**** Information supplied ****

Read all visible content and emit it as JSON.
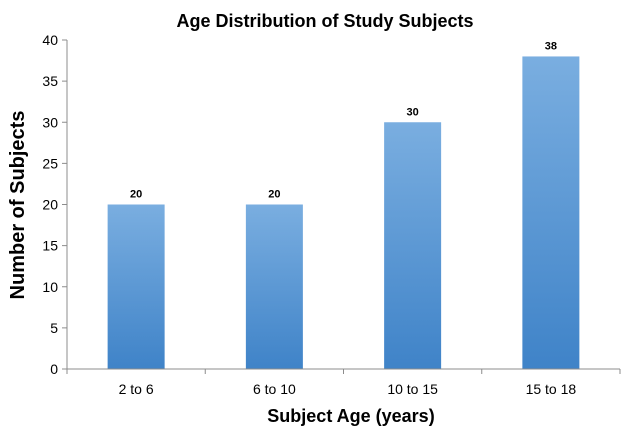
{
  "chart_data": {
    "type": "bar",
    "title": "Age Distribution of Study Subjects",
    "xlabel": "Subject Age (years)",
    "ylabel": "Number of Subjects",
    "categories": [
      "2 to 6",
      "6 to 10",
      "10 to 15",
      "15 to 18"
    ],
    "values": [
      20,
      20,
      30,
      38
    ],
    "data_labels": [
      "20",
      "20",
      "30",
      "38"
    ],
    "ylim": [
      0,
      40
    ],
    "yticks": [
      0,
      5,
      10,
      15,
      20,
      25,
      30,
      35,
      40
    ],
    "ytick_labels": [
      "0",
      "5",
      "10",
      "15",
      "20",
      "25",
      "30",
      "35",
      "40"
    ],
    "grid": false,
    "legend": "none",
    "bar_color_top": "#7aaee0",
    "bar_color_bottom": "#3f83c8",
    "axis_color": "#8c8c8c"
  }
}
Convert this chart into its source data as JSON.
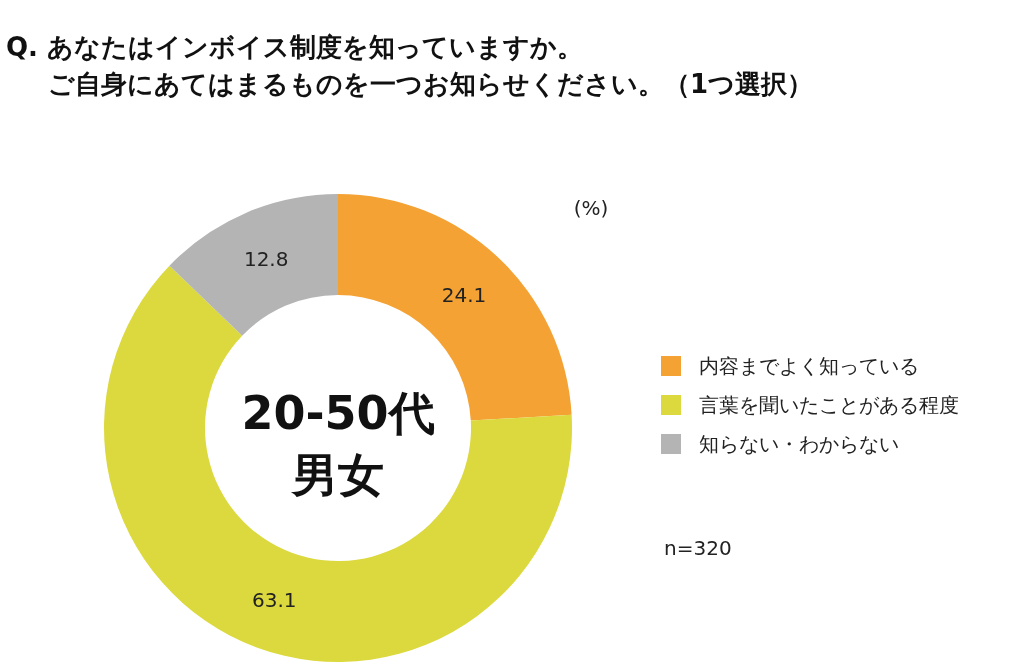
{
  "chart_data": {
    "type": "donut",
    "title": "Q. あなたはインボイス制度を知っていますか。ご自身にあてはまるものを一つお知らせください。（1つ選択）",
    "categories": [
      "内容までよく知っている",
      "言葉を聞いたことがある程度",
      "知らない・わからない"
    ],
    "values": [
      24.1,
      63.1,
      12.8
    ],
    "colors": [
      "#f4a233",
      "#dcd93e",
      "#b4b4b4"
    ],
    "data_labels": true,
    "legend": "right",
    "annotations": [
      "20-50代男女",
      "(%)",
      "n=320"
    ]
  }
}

****

Set problem
Find the word "JSON" in the entries, and copy every line it shows up in.

Output of the exercise
Read all visible content and emit it as JSON.
Convert this chart into its source data as JSON.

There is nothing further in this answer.